Die Zukunft entscheidet sich jetzt - Teil 2

31.03.2017
Beitrag

Beim Breitbandausbau hat die Landesregierung aufgegeben!

Rheinland-Pfalz ist ein Flächenland, in dem ein Großteil der Bevölkerung in ländlichen Gebieten lebt. Damit dieser Wohn- und Lebensraum auch für die Zukunft attraktiv bleibt und auch jungen Menschen Perspektiven eröffnet, muss vor allem an zwei großen Themen gearbeitet werden: Einer leistungsfähigen Verkehrsinfrastruktur und einer flächendeckenden Internetversorgung. Beide Zukunftsthemen fristen in Rheinland-Pfalz leider ein Schattendasein und damit verpasst die Landesregierung sehenden Auges die notwendigen Weichenstellungen, um den Menschen in Rheinland-Pfalz auch in Zukunft lebenswerte Wohn- und Arbeitsbedingungen und Wohlstand zu ermöglichen.

Immer noch fast ein Fünftel der Rheinland-Pfälzer digital unterversorgt

Im ersten Teil habe ich mich dem Thema Verkehr gewidmet (http://www.patrick-schnieder.de/artikel/die-zukunft-entscheidet-sich-jetzt-teil-1). Und wie sieht es beim zweiten Zukunftsthema, dem schnellen Internet aus? Die Europäische Union definiert in ihrer NGA-Rahmenregelung, dass Privathaushalte, die über einen Internetanschluss mit einer Downloadrate von weniger als 30 Mbit/s verfügen, zukünftig als unterversorgt gelten. In Rheinland-Pfalz betrifft dies 319.000 Haushalte mit 677.000 Rheinland-Pfälzern. Man sollte daher meinen, dass der Breitbandausbau ganz oben auf der Prioritätenliste der Landesregierung steht. Das lassen auch die Äußerungen der verantwortlichen Regierenden vermuten. Ministerpräsidentin Dreyer bezeichnete Rheinland-Pfalz als das „Land der digitalen Möglichkeiten“ und ergänzte: „Für die digitale Nutzung in allen Bereichen ist ein leistungsfähiger Datentransport Grundvoraussetzung.“ Und Minister Lewentz verkündet gar: „Die Landesregierung stellt erhebliche finanzielle Mittel bereit, um die Umsetzung der notwendigen Ausbaumaßnahmen zu unterstützen.“ Doch wenn die Mittel so „erheblich“ sind, weshalb gibt es noch immer Ortschaften in der Eifel, deren Internetanschluss nicht einmal den zügigen Download von E-Mail-Anhängen ermöglicht?

----

Ziel 1.
Wiederhole aus dem Beitrag zum Breitbandausbau wortgetreu den Abschnitt zwischen "Die Zukunft entscheidet" und "Wohlstand zu ermöglichen.", beide Stellen eingeschlossen.
Ziel 2.
Führe sämtliche Wortlaute auf, die im Beitrag zum Breitbandausbau in Anführungszeichen stehen.

----

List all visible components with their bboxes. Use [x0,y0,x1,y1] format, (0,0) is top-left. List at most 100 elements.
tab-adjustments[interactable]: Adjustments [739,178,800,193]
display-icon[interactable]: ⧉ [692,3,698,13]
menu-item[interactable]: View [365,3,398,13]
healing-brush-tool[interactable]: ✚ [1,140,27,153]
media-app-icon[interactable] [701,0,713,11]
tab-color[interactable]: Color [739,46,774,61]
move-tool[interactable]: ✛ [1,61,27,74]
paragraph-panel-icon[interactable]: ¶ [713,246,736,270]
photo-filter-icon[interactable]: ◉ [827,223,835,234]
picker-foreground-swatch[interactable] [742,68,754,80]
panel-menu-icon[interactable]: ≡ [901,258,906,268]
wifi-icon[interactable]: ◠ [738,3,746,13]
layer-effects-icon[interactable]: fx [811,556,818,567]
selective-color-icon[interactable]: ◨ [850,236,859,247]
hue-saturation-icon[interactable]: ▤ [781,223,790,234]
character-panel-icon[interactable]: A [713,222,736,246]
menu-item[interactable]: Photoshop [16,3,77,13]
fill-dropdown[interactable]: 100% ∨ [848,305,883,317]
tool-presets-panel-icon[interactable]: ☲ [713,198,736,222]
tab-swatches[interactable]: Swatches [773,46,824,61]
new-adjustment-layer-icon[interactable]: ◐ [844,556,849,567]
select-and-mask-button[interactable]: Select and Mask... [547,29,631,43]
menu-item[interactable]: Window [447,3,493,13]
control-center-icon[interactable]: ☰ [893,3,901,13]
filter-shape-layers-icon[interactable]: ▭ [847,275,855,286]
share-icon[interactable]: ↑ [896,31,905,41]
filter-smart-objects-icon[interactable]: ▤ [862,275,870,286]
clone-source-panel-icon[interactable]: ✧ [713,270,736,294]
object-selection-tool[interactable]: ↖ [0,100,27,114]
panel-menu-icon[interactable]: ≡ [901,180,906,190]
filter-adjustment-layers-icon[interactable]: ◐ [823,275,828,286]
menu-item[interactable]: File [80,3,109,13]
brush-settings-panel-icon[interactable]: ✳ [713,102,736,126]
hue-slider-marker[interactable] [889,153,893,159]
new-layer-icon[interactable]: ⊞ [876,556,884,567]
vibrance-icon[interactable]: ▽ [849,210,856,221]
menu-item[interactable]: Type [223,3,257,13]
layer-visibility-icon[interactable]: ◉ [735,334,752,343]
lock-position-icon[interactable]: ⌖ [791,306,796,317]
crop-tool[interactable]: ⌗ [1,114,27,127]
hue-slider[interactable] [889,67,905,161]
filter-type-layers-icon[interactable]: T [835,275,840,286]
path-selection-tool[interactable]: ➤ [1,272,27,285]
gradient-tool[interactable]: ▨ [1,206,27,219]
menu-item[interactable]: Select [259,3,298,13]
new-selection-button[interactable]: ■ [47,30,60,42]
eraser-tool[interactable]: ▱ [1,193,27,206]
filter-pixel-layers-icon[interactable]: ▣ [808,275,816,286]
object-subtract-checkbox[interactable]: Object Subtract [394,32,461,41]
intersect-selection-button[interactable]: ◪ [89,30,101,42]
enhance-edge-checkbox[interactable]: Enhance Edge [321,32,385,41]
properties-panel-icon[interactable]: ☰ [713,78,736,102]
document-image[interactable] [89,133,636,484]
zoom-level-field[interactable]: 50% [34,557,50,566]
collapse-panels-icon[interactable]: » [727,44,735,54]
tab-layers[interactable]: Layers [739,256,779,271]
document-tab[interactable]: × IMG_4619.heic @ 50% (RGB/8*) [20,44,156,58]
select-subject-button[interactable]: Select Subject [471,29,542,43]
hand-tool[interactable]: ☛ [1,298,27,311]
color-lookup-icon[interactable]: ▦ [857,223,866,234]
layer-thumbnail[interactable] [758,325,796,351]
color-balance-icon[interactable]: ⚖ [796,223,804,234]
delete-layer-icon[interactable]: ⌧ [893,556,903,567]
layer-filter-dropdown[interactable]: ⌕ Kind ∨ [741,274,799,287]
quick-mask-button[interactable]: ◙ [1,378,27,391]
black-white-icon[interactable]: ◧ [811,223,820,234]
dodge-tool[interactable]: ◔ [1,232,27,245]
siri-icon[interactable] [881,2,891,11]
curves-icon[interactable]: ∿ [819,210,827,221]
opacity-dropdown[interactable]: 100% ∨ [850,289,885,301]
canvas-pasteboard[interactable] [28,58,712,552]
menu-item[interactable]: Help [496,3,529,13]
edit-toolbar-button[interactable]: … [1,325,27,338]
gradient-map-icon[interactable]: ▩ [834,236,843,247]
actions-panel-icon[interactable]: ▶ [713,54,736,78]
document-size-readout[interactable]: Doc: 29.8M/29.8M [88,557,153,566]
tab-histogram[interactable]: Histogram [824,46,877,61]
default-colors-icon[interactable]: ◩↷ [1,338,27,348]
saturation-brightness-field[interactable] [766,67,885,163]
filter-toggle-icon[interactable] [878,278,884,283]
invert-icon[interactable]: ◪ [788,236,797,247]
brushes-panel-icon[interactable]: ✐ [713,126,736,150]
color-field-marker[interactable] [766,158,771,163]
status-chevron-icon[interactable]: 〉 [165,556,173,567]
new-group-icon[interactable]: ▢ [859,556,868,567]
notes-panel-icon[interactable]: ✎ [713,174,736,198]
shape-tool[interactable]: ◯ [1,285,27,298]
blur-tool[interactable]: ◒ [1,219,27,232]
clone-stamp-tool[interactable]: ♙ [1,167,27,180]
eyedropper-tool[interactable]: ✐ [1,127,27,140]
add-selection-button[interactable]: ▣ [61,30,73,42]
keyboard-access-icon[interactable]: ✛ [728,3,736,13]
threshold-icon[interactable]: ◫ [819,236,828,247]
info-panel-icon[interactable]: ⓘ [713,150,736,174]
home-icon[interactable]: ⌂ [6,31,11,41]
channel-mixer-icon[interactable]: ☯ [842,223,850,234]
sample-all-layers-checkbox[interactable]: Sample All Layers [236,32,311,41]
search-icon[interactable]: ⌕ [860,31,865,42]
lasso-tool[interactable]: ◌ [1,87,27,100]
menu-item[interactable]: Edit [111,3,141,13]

----

Richtige Antwort 1.
Die Zukunft entscheidet sich jetzt - Teil 2

31.03.2017
Beitrag

Beim Breitbandausbau hat die Landesregierung aufgegeben!

Rheinland-Pfalz ist ein Flächenland, in dem ein Großteil der Bevölkerung in ländlichen Gebieten lebt. Damit dieser Wohn- und Lebensraum auch für die Zukunft attraktiv bleibt und auch jungen Menschen Perspektiven eröffnet, muss vor allem an zwei großen Themen gearbeitet werden: Einer leistungsfähigen Verkehrsinfrastruktur und einer flächendeckenden Internetversorgung. Beide Zukunftsthemen fristen in Rheinland-Pfalz leider ein Schattendasein und damit verpasst die Landesregierung sehenden Auges die notwendigen Weichenstellungen, um den Menschen in Rheinland-Pfalz auch in Zukunft lebenswerte Wohn- und Arbeitsbedingungen und Wohlstand zu ermöglichen.

Richtige Antwort 2.
- „Land der digitalen Möglichkeiten“
- „Für die digitale Nutzung in allen Bereichen ist ein leistungsfähiger Datentransport Grundvoraussetzung.“
- „Die Landesregierung stellt erhebliche finanzielle Mittel bereit, um die Umsetzung der notwendigen Ausbaumaßnahmen zu unterstützen.“
- „erheblich“